__Problem to solve__: Work out how many lines of the material below mention the word "starosta"; reply with the number only.

START

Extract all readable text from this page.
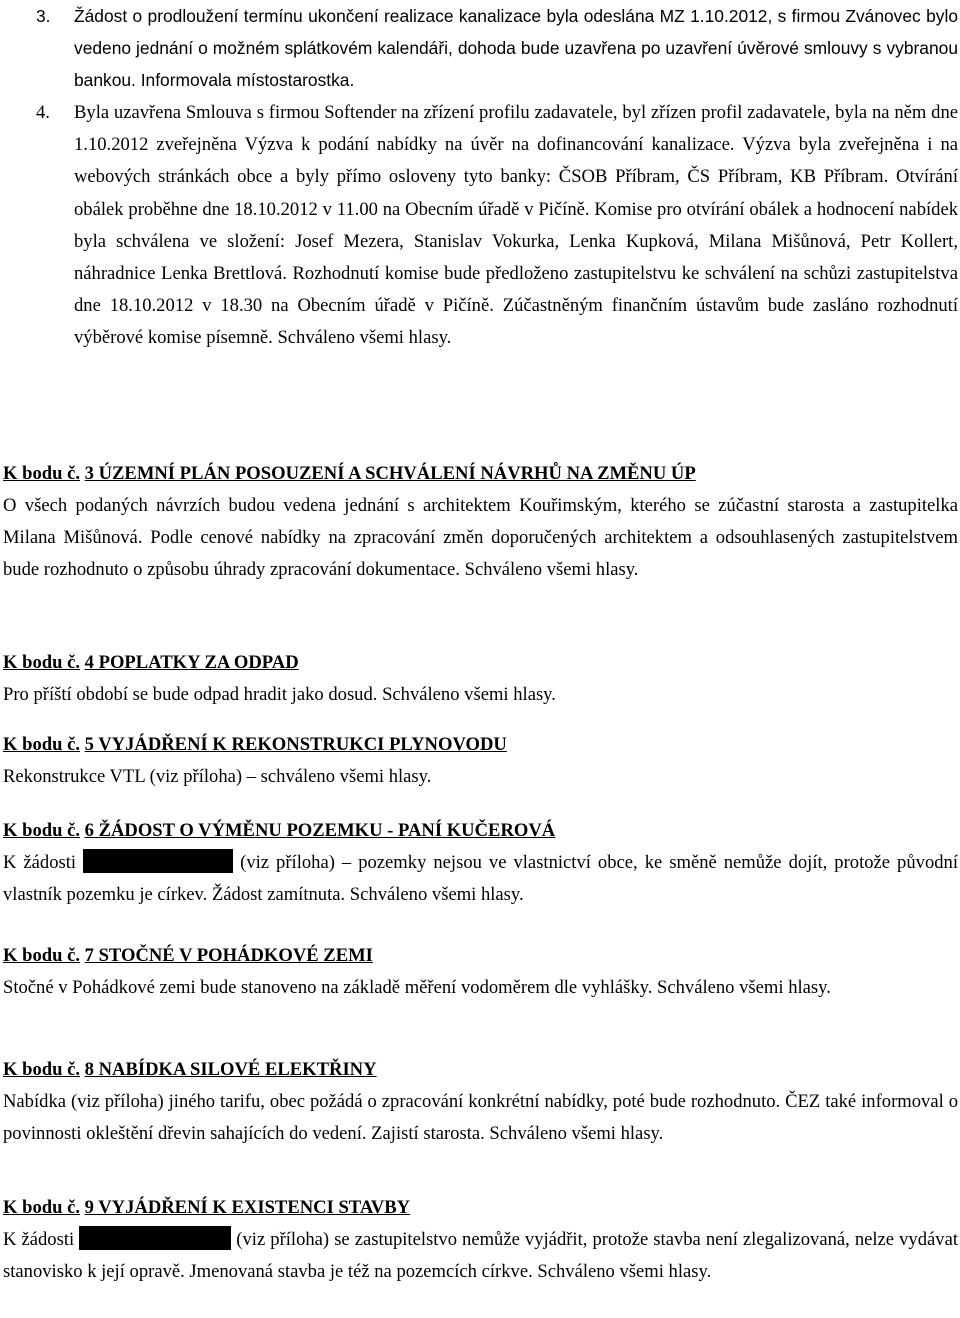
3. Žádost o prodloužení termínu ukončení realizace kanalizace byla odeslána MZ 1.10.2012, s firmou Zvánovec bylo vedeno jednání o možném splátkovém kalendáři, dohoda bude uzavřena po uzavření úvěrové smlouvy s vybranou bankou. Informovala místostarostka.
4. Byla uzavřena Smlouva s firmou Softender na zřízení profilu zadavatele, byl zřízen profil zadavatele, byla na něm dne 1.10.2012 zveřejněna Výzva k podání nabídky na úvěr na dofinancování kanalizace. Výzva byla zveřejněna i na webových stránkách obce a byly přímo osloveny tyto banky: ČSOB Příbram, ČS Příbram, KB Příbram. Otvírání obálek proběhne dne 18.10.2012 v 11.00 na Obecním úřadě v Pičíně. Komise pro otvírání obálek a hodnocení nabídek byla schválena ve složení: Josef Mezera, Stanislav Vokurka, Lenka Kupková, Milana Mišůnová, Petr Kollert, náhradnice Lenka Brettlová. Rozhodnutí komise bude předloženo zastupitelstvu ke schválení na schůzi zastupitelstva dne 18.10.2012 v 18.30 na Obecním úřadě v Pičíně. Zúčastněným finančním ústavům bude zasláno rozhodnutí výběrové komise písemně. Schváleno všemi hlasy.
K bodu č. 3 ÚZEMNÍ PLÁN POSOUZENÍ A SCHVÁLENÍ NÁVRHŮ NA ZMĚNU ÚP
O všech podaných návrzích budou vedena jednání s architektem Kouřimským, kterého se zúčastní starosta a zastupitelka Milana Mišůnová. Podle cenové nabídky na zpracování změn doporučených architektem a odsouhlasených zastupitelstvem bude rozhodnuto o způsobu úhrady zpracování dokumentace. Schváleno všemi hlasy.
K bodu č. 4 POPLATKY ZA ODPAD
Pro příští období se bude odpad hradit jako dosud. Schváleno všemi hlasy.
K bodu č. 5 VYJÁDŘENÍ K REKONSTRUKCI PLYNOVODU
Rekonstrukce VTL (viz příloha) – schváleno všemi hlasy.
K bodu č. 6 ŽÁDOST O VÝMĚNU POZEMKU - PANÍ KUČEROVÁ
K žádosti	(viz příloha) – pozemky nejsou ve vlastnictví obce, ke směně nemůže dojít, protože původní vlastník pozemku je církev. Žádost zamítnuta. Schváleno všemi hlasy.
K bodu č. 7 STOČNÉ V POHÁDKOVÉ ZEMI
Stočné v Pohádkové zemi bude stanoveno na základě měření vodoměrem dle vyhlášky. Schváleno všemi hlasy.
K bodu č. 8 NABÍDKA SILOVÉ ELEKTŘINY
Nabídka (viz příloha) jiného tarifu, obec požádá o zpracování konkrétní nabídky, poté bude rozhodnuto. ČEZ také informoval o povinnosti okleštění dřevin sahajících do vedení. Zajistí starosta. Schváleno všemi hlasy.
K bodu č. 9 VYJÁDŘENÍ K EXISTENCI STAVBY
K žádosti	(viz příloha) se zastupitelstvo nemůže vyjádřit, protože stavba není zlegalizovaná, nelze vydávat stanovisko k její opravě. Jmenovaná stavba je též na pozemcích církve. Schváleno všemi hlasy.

END
START

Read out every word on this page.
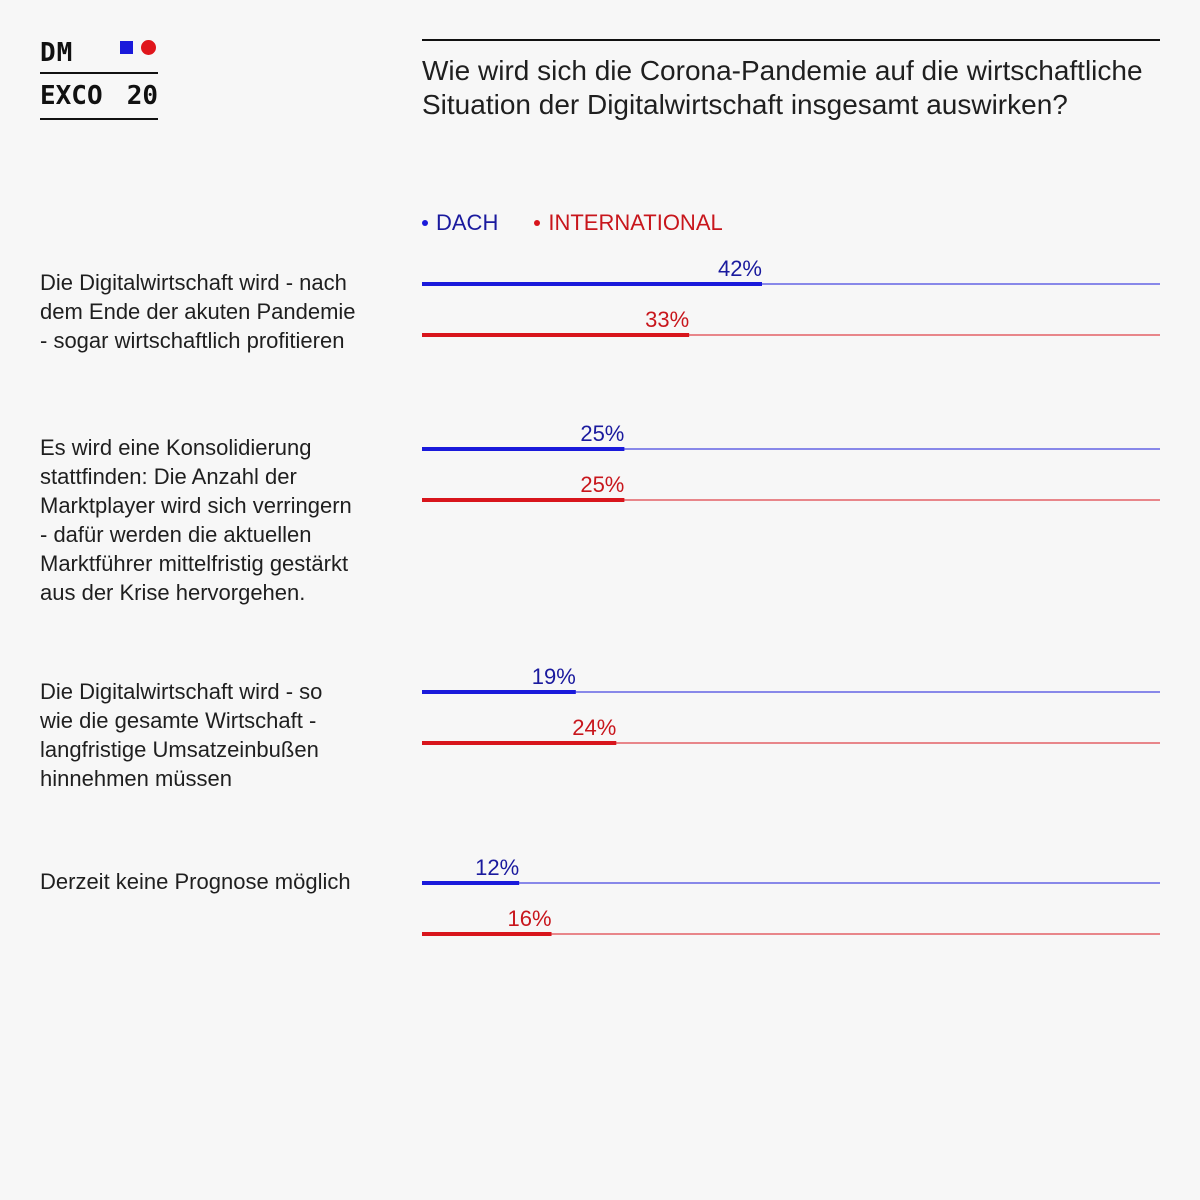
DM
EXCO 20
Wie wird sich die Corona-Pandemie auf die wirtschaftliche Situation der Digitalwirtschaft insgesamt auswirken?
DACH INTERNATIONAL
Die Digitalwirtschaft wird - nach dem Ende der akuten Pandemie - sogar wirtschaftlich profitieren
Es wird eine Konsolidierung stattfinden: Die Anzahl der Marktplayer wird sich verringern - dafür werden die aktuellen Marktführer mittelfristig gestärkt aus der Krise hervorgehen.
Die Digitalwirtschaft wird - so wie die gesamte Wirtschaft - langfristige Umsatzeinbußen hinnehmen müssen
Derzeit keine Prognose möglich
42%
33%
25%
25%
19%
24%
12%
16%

END
START

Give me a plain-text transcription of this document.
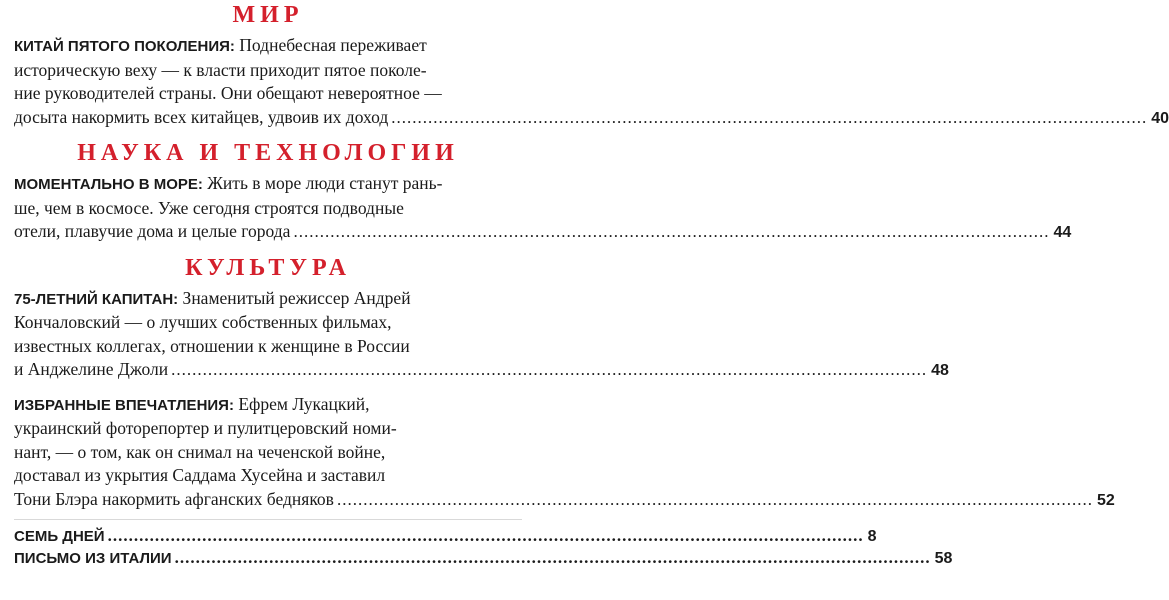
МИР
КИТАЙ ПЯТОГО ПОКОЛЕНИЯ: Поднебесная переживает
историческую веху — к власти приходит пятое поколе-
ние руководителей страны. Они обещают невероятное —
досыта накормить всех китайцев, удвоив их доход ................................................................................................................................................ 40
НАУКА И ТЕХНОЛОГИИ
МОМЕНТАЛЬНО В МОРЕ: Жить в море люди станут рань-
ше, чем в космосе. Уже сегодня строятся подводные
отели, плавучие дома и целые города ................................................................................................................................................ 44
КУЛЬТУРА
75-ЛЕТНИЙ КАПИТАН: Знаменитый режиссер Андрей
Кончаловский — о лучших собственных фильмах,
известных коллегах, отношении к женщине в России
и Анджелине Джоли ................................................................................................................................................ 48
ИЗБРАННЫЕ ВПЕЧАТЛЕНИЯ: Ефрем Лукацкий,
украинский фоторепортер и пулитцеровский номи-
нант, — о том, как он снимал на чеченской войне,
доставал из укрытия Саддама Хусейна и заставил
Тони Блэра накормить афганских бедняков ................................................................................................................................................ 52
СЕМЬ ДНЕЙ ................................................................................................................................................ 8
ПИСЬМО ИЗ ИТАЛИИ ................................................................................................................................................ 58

END

__Response__: 2